— Exercise task —
Reproduce the data exactly and drop any pictures it holds.
◇ ◇ ◇ ◇
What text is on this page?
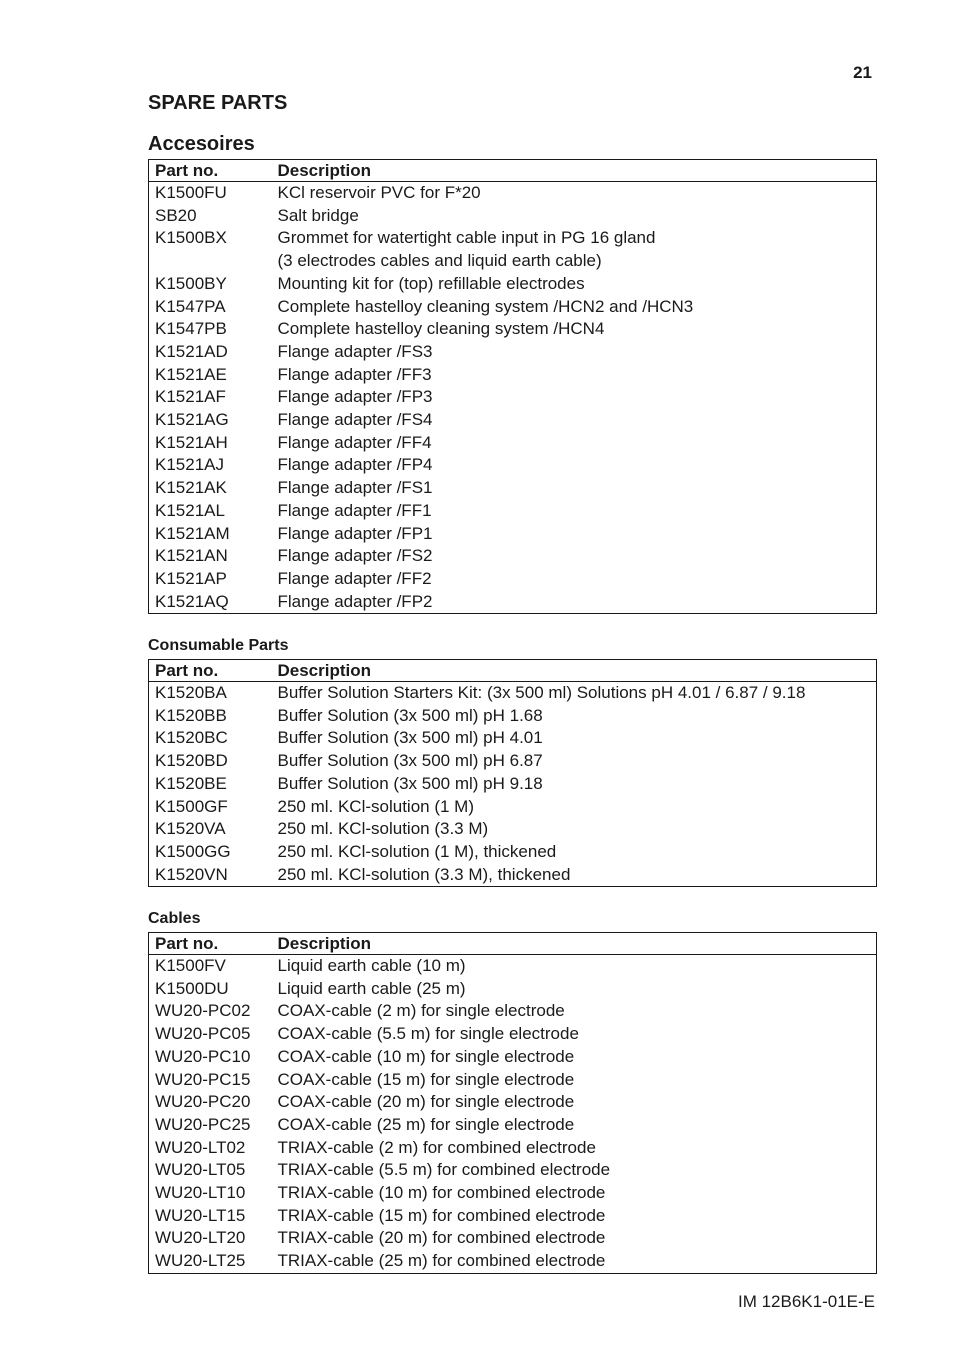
21
SPARE PARTS
Accesoires
Part no.	Description
K1500FU	KCl reservoir PVC for F*20
SB20	Salt bridge
K1500BX	Grommet for watertight cable input in PG 16 gland
(3 electrodes cables and liquid earth cable)

K1500BY	Mounting kit for (top) refillable electrodes
K1547PA	Complete hastelloy cleaning system /HCN2 and /HCN3
K1547PB	Complete hastelloy cleaning system /HCN4
K1521AD	Flange adapter /FS3
K1521AE	Flange adapter /FF3
K1521AF	Flange adapter /FP3
K1521AG	Flange adapter /FS4
K1521AH	Flange adapter /FF4
K1521AJ	Flange adapter /FP4
K1521AK	Flange adapter /FS1
K1521AL	Flange adapter /FF1
K1521AM	Flange adapter /FP1
K1521AN	Flange adapter /FS2
K1521AP	Flange adapter /FF2
K1521AQ	Flange adapter /FP2
Consumable Parts
Part no.	Description
K1520BA	Buffer Solution Starters Kit: (3x 500 ml) Solutions pH 4.01 / 6.87 / 9.18
K1520BB	Buffer Solution (3x 500 ml) pH 1.68
K1520BC	Buffer Solution (3x 500 ml) pH 4.01
K1520BD	Buffer Solution (3x 500 ml) pH 6.87
K1520BE	Buffer Solution (3x 500 ml) pH 9.18
K1500GF	250 ml. KCl-solution (1 M)
K1520VA	250 ml. KCl-solution (3.3 M)
K1500GG	250 ml. KCl-solution (1 M), thickened
K1520VN	250 ml. KCl-solution (3.3 M), thickened
Cables
Part no.	Description
K1500FV	Liquid earth cable (10 m)
K1500DU	Liquid earth cable (25 m)
WU20-PC02	COAX-cable (2 m) for single electrode
WU20-PC05	COAX-cable (5.5 m) for single electrode
WU20-PC10	COAX-cable (10 m) for single electrode
WU20-PC15	COAX-cable (15 m) for single electrode
WU20-PC20	COAX-cable (20 m) for single electrode
WU20-PC25	COAX-cable (25 m) for single electrode
WU20-LT02	TRIAX-cable (2 m) for combined electrode
WU20-LT05	TRIAX-cable (5.5 m) for combined electrode
WU20-LT10	TRIAX-cable (10 m) for combined electrode
WU20-LT15	TRIAX-cable (15 m) for combined electrode
WU20-LT20	TRIAX-cable (20 m) for combined electrode
WU20-LT25	TRIAX-cable (25 m) for combined electrode
IM 12B6K1-01E-E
◇ ◇ ◇ ◇
— Worked answer —
What text is on this page?
21
SPARE PARTS
Accesoires
Part no.	Description
K1500FU	KCl reservoir PVC for F*20
SB20	Salt bridge
K1500BX	Grommet for watertight cable input in PG 16 gland
(3 electrodes cables and liquid earth cable)

K1500BY	Mounting kit for (top) refillable electrodes
K1547PA	Complete hastelloy cleaning system /HCN2 and /HCN3
K1547PB	Complete hastelloy cleaning system /HCN4
K1521AD	Flange adapter /FS3
K1521AE	Flange adapter /FF3
K1521AF	Flange adapter /FP3
K1521AG	Flange adapter /FS4
K1521AH	Flange adapter /FF4
K1521AJ	Flange adapter /FP4
K1521AK	Flange adapter /FS1
K1521AL	Flange adapter /FF1
K1521AM	Flange adapter /FP1
K1521AN	Flange adapter /FS2
K1521AP	Flange adapter /FF2
K1521AQ	Flange adapter /FP2
Consumable Parts
Part no.	Description
K1520BA	Buffer Solution Starters Kit: (3x 500 ml) Solutions pH 4.01 / 6.87 / 9.18
K1520BB	Buffer Solution (3x 500 ml) pH 1.68
K1520BC	Buffer Solution (3x 500 ml) pH 4.01
K1520BD	Buffer Solution (3x 500 ml) pH 6.87
K1520BE	Buffer Solution (3x 500 ml) pH 9.18
K1500GF	250 ml. KCl-solution (1 M)
K1520VA	250 ml. KCl-solution (3.3 M)
K1500GG	250 ml. KCl-solution (1 M), thickened
K1520VN	250 ml. KCl-solution (3.3 M), thickened
Cables
Part no.	Description
K1500FV	Liquid earth cable (10 m)
K1500DU	Liquid earth cable (25 m)
WU20-PC02	COAX-cable (2 m) for single electrode
WU20-PC05	COAX-cable (5.5 m) for single electrode
WU20-PC10	COAX-cable (10 m) for single electrode
WU20-PC15	COAX-cable (15 m) for single electrode
WU20-PC20	COAX-cable (20 m) for single electrode
WU20-PC25	COAX-cable (25 m) for single electrode
WU20-LT02	TRIAX-cable (2 m) for combined electrode
WU20-LT05	TRIAX-cable (5.5 m) for combined electrode
WU20-LT10	TRIAX-cable (10 m) for combined electrode
WU20-LT15	TRIAX-cable (15 m) for combined electrode
WU20-LT20	TRIAX-cable (20 m) for combined electrode
WU20-LT25	TRIAX-cable (25 m) for combined electrode
IM 12B6K1-01E-E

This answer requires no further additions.